◆ **RECORDED INFORMATION**
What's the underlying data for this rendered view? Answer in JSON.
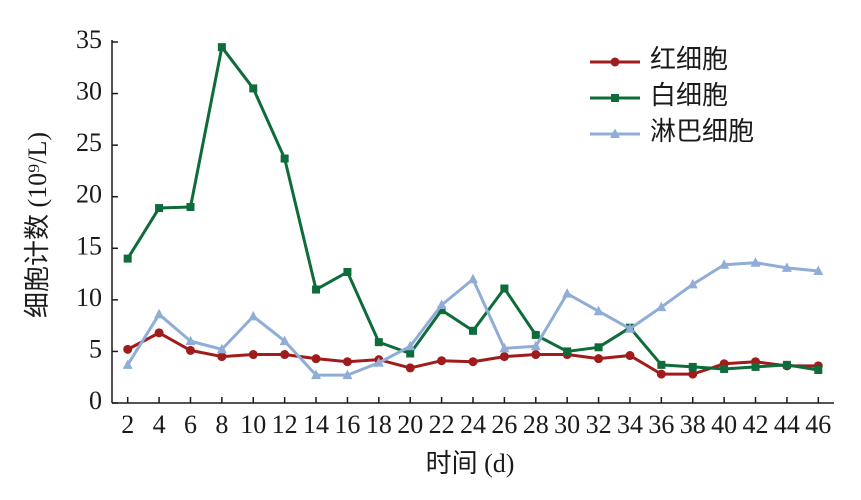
{
  "chart_data": {
    "type": "line",
    "x": [
      2,
      4,
      6,
      8,
      10,
      12,
      14,
      16,
      18,
      20,
      22,
      24,
      26,
      28,
      30,
      32,
      34,
      36,
      38,
      40,
      42,
      44,
      46
    ],
    "xlim": [
      1,
      47
    ],
    "xticks": [
      2,
      4,
      6,
      8,
      10,
      12,
      14,
      16,
      18,
      20,
      22,
      24,
      26,
      28,
      30,
      32,
      34,
      36,
      38,
      40,
      42,
      44,
      46
    ],
    "ylim": [
      0,
      35
    ],
    "yticks": [
      0,
      5,
      10,
      15,
      20,
      25,
      30,
      35
    ],
    "xlabel": "时间 (d)",
    "ylabel": "细胞计数 (10⁹/L)",
    "grid": false,
    "legend": "upper right",
    "series": [
      {
        "name": "红细胞",
        "color": "#a01c1c",
        "marker": "circle",
        "values": [
          5.2,
          6.8,
          5.1,
          4.5,
          4.7,
          4.7,
          4.3,
          4.0,
          4.2,
          3.4,
          4.1,
          4.0,
          4.5,
          4.7,
          4.7,
          4.3,
          4.6,
          2.8,
          2.8,
          3.8,
          4.0,
          3.6,
          3.6
        ]
      },
      {
        "name": "白细胞",
        "color": "#0e6b3a",
        "marker": "square",
        "values": [
          14.0,
          18.9,
          19.0,
          34.5,
          30.5,
          23.7,
          11.0,
          12.7,
          5.9,
          4.8,
          9.0,
          7.0,
          11.1,
          6.6,
          5.0,
          5.4,
          7.3,
          3.7,
          3.5,
          3.3,
          3.5,
          3.7,
          3.2
        ]
      },
      {
        "name": "淋巴细胞",
        "color": "#8fadd6",
        "marker": "triangle",
        "values": [
          3.7,
          8.6,
          6.0,
          5.2,
          8.4,
          6.0,
          2.7,
          2.7,
          3.9,
          5.5,
          9.5,
          12.0,
          5.3,
          5.5,
          10.6,
          8.9,
          7.2,
          9.3,
          11.5,
          13.4,
          13.6,
          13.1,
          12.8
        ]
      }
    ]
  }
}
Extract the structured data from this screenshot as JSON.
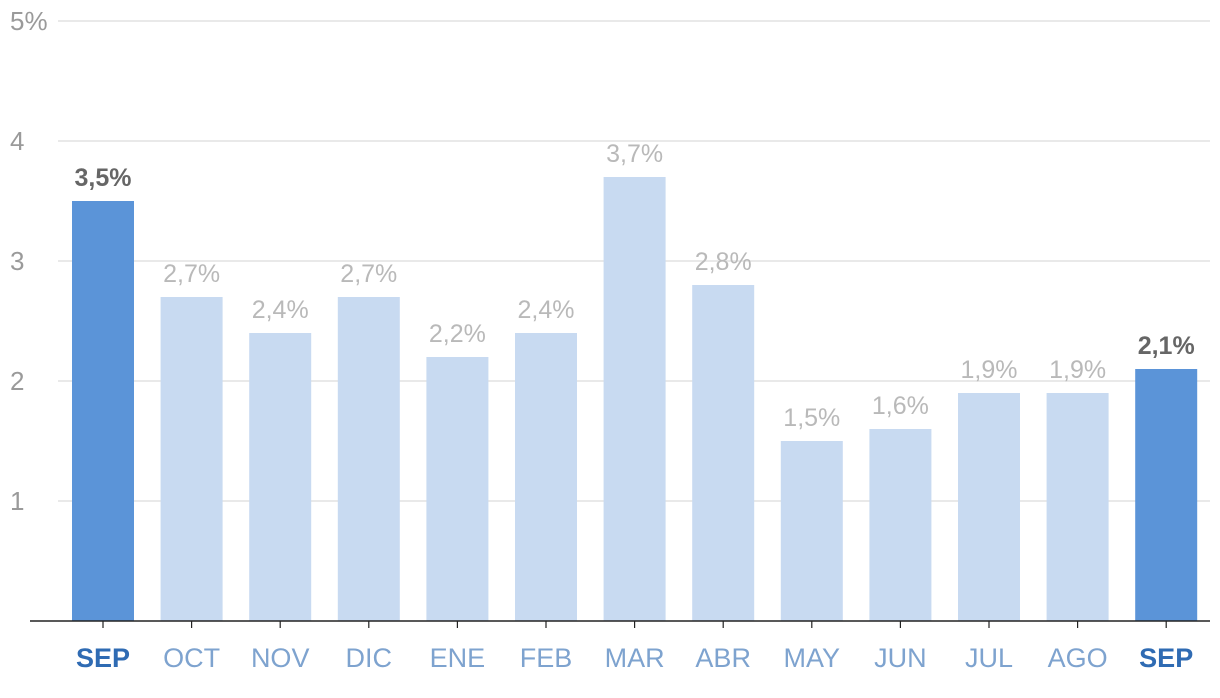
{
  "chart_data": {
    "type": "bar",
    "categories": [
      "SEP",
      "OCT",
      "NOV",
      "DIC",
      "ENE",
      "FEB",
      "MAR",
      "ABR",
      "MAY",
      "JUN",
      "JUL",
      "AGO",
      "SEP"
    ],
    "values": [
      3.5,
      2.7,
      2.4,
      2.7,
      2.2,
      2.4,
      3.7,
      2.8,
      1.5,
      1.6,
      1.9,
      1.9,
      2.1
    ],
    "value_labels": [
      "3,5%",
      "2,7%",
      "2,4%",
      "2,7%",
      "2,2%",
      "2,4%",
      "3,7%",
      "2,8%",
      "1,5%",
      "1,6%",
      "1,9%",
      "1,9%",
      "2,1%"
    ],
    "highlighted": [
      true,
      false,
      false,
      false,
      false,
      false,
      false,
      false,
      false,
      false,
      false,
      false,
      true
    ],
    "ylim": [
      0,
      5
    ],
    "y_ticks": [
      {
        "value": 1,
        "label": "1"
      },
      {
        "value": 2,
        "label": "2"
      },
      {
        "value": 3,
        "label": "3"
      },
      {
        "value": 4,
        "label": "4"
      },
      {
        "value": 5,
        "label": "5%"
      }
    ],
    "grid": true,
    "colors": {
      "bar_normal": "#c8daf1",
      "bar_highlight": "#5b94d8",
      "grid": "#dcdcdc",
      "axis": "#222222"
    },
    "title": "",
    "xlabel": "",
    "ylabel": ""
  }
}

◆ **SHORT TASK**
Word for word, quote the full listing, omitting every picture.

◆ **REPLY**
What's the underlying data for this rendered view? Answer in JSON.
{
  "chart_data": {
    "type": "line",
    "x": [
      2,
      4,
      6,
      8,
      10,
      12,
      14,
      16,
      18,
      20,
      22,
      24,
      26,
      28,
      30,
      32,
      34,
      36,
      38,
      40,
      42,
      44,
      46
    ],
    "xlim": [
      1,
      47
    ],
    "xticks": [
      2,
      4,
      6,
      8,
      10,
      12,
      14,
      16,
      18,
      20,
      22,
      24,
      26,
      28,
      30,
      32,
      34,
      36,
      38,
      40,
      42,
      44,
      46
    ],
    "ylim": [
      0,
      35
    ],
    "yticks": [
      0,
      5,
      10,
      15,
      20,
      25,
      30,
      35
    ],
    "xlabel": "时间 (d)",
    "ylabel": "细胞计数 (10⁹/L)",
    "grid": false,
    "legend": "upper right",
    "series": [
      {
        "name": "红细胞",
        "color": "#a01c1c",
        "marker": "circle",
        "values": [
          5.2,
          6.8,
          5.1,
          4.5,
          4.7,
          4.7,
          4.3,
          4.0,
          4.2,
          3.4,
          4.1,
          4.0,
          4.5,
          4.7,
          4.7,
          4.3,
          4.6,
          2.8,
          2.8,
          3.8,
          4.0,
          3.6,
          3.6
        ]
      },
      {
        "name": "白细胞",
        "color": "#0e6b3a",
        "marker": "square",
        "values": [
          14.0,
          18.9,
          19.0,
          34.5,
          30.5,
          23.7,
          11.0,
          12.7,
          5.9,
          4.8,
          9.0,
          7.0,
          11.1,
          6.6,
          5.0,
          5.4,
          7.3,
          3.7,
          3.5,
          3.3,
          3.5,
          3.7,
          3.2
        ]
      },
      {
        "name": "淋巴细胞",
        "color": "#8fadd6",
        "marker": "triangle",
        "values": [
          3.7,
          8.6,
          6.0,
          5.2,
          8.4,
          6.0,
          2.7,
          2.7,
          3.9,
          5.5,
          9.5,
          12.0,
          5.3,
          5.5,
          10.6,
          8.9,
          7.2,
          9.3,
          11.5,
          13.4,
          13.6,
          13.1,
          12.8
        ]
      }
    ]
  }
}
Extract the structured data from this screenshot as JSON.
{
  "chart_data": {
    "type": "bar",
    "categories": [
      "SEP",
      "OCT",
      "NOV",
      "DIC",
      "ENE",
      "FEB",
      "MAR",
      "ABR",
      "MAY",
      "JUN",
      "JUL",
      "AGO",
      "SEP"
    ],
    "values": [
      3.5,
      2.7,
      2.4,
      2.7,
      2.2,
      2.4,
      3.7,
      2.8,
      1.5,
      1.6,
      1.9,
      1.9,
      2.1
    ],
    "value_labels": [
      "3,5%",
      "2,7%",
      "2,4%",
      "2,7%",
      "2,2%",
      "2,4%",
      "3,7%",
      "2,8%",
      "1,5%",
      "1,6%",
      "1,9%",
      "1,9%",
      "2,1%"
    ],
    "highlighted": [
      true,
      false,
      false,
      false,
      false,
      false,
      false,
      false,
      false,
      false,
      false,
      false,
      true
    ],
    "ylim": [
      0,
      5
    ],
    "y_ticks": [
      {
        "value": 1,
        "label": "1"
      },
      {
        "value": 2,
        "label": "2"
      },
      {
        "value": 3,
        "label": "3"
      },
      {
        "value": 4,
        "label": "4"
      },
      {
        "value": 5,
        "label": "5%"
      }
    ],
    "grid": true,
    "colors": {
      "bar_normal": "#c8daf1",
      "bar_highlight": "#5b94d8",
      "grid": "#dcdcdc",
      "axis": "#222222"
    },
    "title": "",
    "xlabel": "",
    "ylabel": ""
  }
}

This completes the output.